- What the task asks: Find each line with the string "JSON" and copy it.

- Record set:
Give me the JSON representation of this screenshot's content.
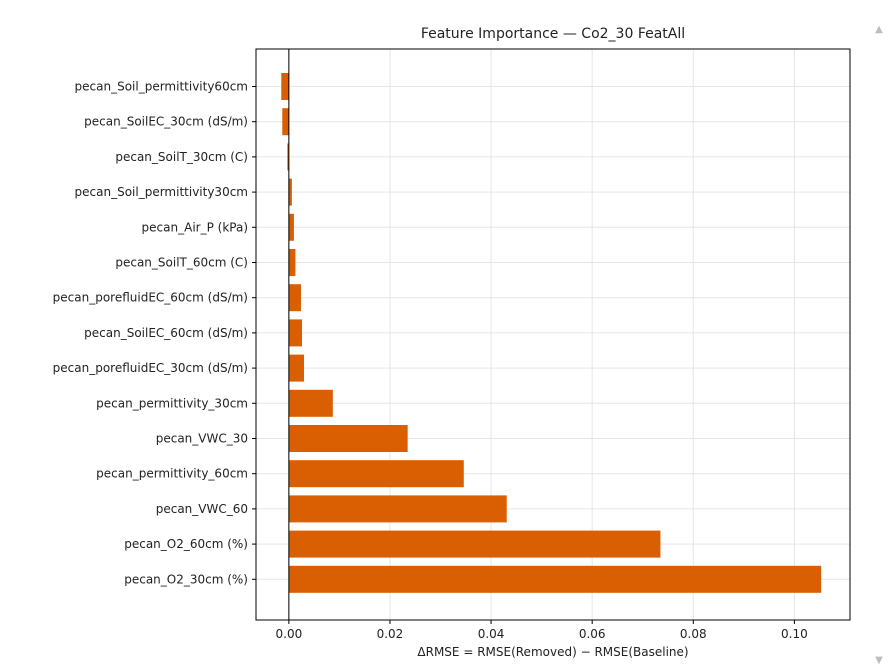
{
  "chart_data": {
    "type": "bar",
    "orientation": "horizontal",
    "title": "Feature Importance — Co2_30 FeatAll",
    "xlabel": "ΔRMSE = RMSE(Removed) − RMSE(Baseline)",
    "ylabel": "",
    "xlim": [
      -0.0065,
      0.111
    ],
    "x_ticks": [
      0.0,
      0.02,
      0.04,
      0.06,
      0.08,
      0.1
    ],
    "x_tick_labels": [
      "0.00",
      "0.02",
      "0.04",
      "0.06",
      "0.08",
      "0.10"
    ],
    "grid": true,
    "bar_color": "#d95f02",
    "zero_line": true,
    "categories": [
      "pecan_Soil_permittivity60cm",
      "pecan_SoilEC_30cm (dS/m)",
      "pecan_SoilT_30cm (C)",
      "pecan_Soil_permittivity30cm",
      "pecan_Air_P (kPa)",
      "pecan_SoilT_60cm (C)",
      "pecan_porefluidEC_60cm (dS/m)",
      "pecan_SoilEC_60cm (dS/m)",
      "pecan_porefluidEC_30cm (dS/m)",
      "pecan_permittivity_30cm",
      "pecan_VWC_30",
      "pecan_permittivity_60cm",
      "pecan_VWC_60",
      "pecan_O2_60cm (%)",
      "pecan_O2_30cm (%)"
    ],
    "values": [
      -0.0015,
      -0.0013,
      -0.0003,
      0.0006,
      0.001,
      0.0013,
      0.0024,
      0.0026,
      0.003,
      0.0087,
      0.0235,
      0.0346,
      0.0431,
      0.0735,
      0.1053
    ]
  },
  "scrollbar": {
    "up_icon": "triangle-up-icon",
    "down_icon": "triangle-down-icon",
    "up_glyph": "▲",
    "down_glyph": "▼"
  }
}
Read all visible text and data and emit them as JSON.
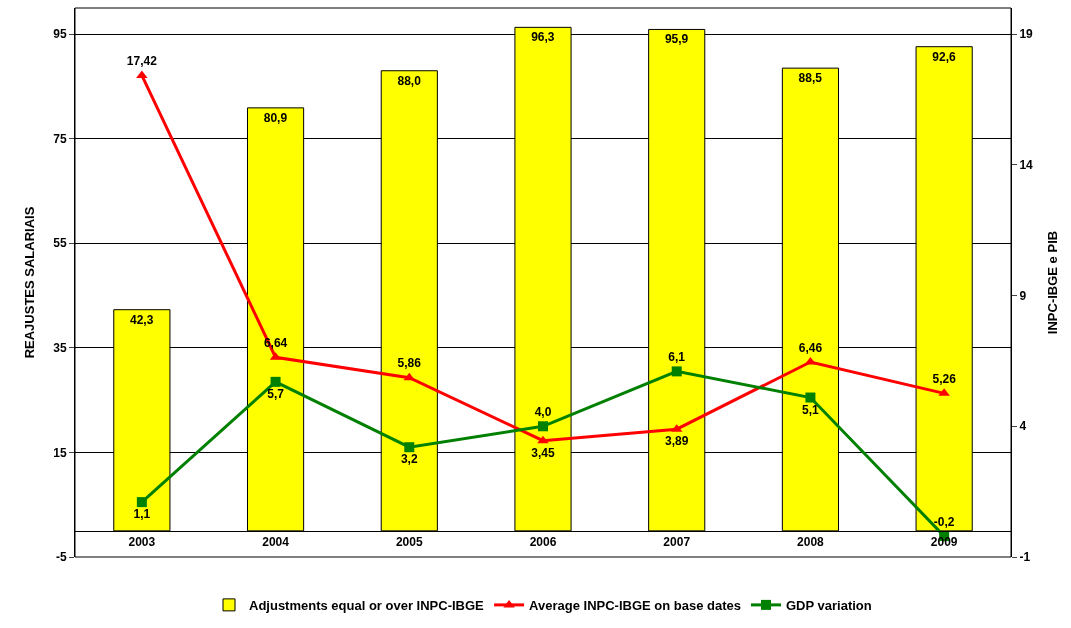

- Exercise answer:
Give me the JSON representation of this screenshot's content.
Read all visible text and data and emit them as JSON.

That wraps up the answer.